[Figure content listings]
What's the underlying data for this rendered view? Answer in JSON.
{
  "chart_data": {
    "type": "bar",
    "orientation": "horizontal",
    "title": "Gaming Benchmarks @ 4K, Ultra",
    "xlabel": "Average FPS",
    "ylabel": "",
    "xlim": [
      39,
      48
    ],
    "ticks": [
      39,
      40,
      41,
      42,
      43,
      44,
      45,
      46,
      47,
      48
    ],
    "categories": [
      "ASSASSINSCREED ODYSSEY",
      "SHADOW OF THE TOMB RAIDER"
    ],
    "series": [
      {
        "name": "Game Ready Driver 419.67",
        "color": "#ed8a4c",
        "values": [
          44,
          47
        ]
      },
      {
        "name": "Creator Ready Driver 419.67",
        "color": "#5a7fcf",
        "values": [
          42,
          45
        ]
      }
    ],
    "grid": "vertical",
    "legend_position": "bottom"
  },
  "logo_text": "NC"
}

Exercise requirements: Using the entries above, please restate each one word for word.

Task result:
What's the underlying data for this rendered view? Answer in JSON.
{
  "chart_data": {
    "type": "bar",
    "orientation": "horizontal",
    "title": "Gaming Benchmarks @ 4K, Ultra",
    "xlabel": "Average FPS",
    "ylabel": "",
    "xlim": [
      39,
      48
    ],
    "ticks": [
      39,
      40,
      41,
      42,
      43,
      44,
      45,
      46,
      47,
      48
    ],
    "categories": [
      "ASSASSINSCREED ODYSSEY",
      "SHADOW OF THE TOMB RAIDER"
    ],
    "series": [
      {
        "name": "Game Ready Driver 419.67",
        "color": "#ed8a4c",
        "values": [
          44,
          47
        ]
      },
      {
        "name": "Creator Ready Driver 419.67",
        "color": "#5a7fcf",
        "values": [
          42,
          45
        ]
      }
    ],
    "grid": "vertical",
    "legend_position": "bottom"
  },
  "logo_text": "NC"
}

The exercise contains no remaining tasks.